Task requirements:
Report how many lines of the listing below include the word "document". Give nothing but the number.

Given information:
start

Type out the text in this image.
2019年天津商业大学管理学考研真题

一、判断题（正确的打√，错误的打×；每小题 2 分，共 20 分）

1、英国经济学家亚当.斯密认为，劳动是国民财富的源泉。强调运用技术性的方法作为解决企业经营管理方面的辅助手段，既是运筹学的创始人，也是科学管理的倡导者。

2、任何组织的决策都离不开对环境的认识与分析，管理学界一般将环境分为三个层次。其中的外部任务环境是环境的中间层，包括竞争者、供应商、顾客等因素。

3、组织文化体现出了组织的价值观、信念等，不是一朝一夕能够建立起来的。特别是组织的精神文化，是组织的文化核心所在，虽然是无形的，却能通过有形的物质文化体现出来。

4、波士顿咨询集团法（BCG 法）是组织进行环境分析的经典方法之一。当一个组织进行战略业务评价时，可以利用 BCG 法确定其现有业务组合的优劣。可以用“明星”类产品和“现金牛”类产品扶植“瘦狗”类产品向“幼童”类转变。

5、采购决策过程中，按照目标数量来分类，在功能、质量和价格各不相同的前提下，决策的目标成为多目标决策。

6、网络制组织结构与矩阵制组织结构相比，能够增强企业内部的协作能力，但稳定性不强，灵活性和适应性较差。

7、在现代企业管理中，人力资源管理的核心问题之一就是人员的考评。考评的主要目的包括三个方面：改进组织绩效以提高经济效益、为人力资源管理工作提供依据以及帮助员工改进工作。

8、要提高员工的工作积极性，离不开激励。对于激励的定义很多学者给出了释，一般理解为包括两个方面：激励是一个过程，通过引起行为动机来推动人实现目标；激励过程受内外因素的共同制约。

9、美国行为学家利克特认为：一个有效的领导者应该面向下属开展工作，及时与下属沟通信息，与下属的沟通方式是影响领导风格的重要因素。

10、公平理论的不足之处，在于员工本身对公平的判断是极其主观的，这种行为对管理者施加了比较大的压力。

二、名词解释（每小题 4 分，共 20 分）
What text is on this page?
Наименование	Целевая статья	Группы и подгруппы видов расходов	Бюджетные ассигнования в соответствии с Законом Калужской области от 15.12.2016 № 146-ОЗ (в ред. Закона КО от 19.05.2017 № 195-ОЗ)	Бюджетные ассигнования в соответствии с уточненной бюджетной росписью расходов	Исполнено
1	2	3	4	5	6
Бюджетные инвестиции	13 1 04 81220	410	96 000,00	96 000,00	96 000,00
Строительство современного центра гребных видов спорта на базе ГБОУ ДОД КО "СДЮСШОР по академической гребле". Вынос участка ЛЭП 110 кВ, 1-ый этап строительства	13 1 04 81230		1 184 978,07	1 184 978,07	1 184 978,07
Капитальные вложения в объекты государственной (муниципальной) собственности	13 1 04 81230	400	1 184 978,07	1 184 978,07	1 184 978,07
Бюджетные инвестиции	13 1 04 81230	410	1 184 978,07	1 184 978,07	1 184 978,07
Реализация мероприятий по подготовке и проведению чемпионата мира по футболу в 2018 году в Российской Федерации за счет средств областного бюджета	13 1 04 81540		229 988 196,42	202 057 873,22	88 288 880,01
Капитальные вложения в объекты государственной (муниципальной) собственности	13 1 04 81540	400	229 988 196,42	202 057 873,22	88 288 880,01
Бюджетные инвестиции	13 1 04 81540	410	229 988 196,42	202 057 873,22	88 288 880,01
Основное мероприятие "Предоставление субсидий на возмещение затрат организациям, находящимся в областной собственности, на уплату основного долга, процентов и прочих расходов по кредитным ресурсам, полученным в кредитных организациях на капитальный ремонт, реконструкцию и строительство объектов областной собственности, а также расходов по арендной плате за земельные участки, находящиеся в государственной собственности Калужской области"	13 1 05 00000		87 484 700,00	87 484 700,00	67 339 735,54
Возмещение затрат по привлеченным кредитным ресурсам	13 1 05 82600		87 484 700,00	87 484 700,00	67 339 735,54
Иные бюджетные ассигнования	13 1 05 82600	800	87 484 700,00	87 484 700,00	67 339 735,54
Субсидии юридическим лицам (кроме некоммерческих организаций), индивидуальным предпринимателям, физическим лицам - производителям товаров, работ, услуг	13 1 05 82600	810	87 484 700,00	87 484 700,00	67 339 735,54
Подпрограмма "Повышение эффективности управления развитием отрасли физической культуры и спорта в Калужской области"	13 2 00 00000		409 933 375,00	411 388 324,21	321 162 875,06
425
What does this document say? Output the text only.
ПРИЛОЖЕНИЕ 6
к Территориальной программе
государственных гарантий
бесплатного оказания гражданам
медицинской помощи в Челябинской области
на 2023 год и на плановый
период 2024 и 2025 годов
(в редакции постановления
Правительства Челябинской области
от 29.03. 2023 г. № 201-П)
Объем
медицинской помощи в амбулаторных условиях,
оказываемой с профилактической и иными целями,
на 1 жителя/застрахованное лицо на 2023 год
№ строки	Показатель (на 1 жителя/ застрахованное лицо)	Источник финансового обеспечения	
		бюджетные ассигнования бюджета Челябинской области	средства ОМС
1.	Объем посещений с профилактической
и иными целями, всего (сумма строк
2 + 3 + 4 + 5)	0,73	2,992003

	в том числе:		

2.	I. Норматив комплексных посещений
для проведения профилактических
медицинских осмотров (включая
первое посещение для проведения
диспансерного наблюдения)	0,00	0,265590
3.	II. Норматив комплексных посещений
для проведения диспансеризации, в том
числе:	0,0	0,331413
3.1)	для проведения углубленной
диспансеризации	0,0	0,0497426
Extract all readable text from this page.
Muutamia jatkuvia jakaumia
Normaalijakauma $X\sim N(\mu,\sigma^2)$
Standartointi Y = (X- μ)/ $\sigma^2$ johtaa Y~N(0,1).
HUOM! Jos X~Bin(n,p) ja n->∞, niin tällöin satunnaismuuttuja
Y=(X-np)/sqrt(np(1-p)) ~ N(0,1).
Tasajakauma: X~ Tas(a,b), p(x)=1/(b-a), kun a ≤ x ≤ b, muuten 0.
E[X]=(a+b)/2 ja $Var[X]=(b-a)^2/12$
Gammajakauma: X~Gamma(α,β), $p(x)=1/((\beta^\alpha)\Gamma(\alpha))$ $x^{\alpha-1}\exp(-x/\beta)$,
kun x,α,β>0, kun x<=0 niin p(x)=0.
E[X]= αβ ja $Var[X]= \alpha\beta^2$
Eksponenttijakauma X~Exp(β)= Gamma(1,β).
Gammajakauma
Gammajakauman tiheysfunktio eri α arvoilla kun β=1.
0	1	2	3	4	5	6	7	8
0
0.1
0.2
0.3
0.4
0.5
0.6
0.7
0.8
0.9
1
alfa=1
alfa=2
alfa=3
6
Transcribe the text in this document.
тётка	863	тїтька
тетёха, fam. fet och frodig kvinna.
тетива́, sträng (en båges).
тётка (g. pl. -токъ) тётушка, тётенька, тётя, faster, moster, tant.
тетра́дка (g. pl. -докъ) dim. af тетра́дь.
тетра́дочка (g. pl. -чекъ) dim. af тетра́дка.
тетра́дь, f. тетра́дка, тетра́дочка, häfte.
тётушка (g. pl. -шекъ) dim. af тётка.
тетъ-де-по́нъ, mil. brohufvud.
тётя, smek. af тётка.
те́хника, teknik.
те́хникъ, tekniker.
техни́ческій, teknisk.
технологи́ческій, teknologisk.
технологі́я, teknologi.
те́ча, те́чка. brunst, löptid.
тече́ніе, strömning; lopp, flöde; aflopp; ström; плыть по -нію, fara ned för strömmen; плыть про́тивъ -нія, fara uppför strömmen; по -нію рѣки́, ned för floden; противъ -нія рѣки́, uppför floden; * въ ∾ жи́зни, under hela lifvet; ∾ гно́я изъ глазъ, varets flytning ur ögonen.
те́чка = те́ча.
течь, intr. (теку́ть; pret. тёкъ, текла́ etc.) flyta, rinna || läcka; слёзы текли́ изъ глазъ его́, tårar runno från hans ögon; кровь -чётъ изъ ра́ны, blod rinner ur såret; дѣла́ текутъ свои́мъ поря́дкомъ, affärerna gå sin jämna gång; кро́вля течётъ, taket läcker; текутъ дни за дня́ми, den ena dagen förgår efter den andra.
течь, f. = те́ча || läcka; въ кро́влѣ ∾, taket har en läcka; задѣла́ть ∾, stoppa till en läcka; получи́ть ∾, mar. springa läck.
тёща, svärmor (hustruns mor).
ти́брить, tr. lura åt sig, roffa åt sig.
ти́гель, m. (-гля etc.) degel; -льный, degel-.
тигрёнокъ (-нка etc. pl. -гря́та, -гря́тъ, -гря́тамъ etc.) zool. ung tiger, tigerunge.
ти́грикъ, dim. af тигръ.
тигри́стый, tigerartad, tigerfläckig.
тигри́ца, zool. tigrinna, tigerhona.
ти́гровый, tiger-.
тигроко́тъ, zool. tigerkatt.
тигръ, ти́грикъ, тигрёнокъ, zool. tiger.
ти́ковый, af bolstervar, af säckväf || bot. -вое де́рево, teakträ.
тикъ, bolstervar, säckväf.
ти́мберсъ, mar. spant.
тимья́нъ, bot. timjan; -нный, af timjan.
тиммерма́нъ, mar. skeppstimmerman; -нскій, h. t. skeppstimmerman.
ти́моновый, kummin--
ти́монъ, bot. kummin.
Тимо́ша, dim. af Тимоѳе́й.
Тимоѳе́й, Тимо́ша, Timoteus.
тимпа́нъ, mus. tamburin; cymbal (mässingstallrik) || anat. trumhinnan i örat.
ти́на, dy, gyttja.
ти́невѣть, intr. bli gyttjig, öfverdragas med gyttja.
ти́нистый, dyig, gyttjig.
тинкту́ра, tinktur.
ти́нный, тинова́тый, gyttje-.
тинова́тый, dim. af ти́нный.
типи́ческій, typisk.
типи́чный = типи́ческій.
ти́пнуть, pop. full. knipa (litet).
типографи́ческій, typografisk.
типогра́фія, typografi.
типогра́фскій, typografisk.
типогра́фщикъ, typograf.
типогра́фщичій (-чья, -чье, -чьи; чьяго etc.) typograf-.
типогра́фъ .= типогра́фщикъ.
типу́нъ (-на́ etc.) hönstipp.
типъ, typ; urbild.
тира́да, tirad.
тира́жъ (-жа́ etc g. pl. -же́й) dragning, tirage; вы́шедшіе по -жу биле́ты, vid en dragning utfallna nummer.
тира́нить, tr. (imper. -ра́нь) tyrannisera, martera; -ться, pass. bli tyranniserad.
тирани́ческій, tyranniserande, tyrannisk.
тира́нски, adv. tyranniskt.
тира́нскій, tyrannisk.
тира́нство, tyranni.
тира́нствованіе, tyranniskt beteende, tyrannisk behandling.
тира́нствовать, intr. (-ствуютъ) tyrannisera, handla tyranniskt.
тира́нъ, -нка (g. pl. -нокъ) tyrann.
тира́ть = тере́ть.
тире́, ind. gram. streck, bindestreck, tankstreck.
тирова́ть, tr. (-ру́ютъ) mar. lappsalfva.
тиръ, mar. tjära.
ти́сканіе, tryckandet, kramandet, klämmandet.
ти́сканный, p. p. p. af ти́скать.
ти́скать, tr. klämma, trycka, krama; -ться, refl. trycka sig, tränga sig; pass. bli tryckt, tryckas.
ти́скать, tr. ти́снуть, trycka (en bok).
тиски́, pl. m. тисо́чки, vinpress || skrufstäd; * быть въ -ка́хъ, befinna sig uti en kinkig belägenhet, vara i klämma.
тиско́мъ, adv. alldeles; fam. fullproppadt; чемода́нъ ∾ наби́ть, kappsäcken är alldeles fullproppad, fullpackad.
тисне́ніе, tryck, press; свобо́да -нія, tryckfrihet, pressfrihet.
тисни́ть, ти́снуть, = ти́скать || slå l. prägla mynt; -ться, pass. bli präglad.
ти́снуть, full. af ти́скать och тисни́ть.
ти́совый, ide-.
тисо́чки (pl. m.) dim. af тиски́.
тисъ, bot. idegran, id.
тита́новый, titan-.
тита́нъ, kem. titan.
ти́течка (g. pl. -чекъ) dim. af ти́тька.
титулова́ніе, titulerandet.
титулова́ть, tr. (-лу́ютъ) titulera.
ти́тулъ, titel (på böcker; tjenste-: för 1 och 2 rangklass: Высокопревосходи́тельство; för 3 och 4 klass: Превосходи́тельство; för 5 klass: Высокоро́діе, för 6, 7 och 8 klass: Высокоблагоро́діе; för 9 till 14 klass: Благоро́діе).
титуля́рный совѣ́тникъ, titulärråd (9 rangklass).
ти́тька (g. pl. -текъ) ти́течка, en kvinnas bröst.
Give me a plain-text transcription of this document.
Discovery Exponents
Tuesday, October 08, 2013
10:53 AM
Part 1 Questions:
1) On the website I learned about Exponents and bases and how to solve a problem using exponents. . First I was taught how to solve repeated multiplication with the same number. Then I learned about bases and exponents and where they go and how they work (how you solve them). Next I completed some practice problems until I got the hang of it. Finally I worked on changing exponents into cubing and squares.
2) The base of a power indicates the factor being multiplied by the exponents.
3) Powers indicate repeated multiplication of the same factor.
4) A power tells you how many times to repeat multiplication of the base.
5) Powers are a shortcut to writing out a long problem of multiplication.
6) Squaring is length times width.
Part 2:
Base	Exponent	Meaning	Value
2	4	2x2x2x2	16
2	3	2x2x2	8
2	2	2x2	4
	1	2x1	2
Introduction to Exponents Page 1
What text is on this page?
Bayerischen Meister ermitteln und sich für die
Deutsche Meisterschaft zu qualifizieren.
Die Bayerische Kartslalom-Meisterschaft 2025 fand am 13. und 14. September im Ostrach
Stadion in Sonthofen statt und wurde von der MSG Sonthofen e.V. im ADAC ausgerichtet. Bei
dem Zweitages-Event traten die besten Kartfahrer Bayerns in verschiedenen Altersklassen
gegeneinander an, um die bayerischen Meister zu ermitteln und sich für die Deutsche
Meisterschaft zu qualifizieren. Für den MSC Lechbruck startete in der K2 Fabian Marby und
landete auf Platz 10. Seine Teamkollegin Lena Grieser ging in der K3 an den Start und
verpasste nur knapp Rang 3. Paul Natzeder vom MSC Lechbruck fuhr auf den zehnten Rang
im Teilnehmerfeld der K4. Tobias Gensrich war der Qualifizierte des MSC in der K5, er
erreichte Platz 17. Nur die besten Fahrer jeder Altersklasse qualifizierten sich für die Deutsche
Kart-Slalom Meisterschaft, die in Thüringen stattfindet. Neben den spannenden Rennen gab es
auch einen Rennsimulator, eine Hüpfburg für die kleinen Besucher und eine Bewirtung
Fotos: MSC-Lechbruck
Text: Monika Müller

end

Solution for this task:
3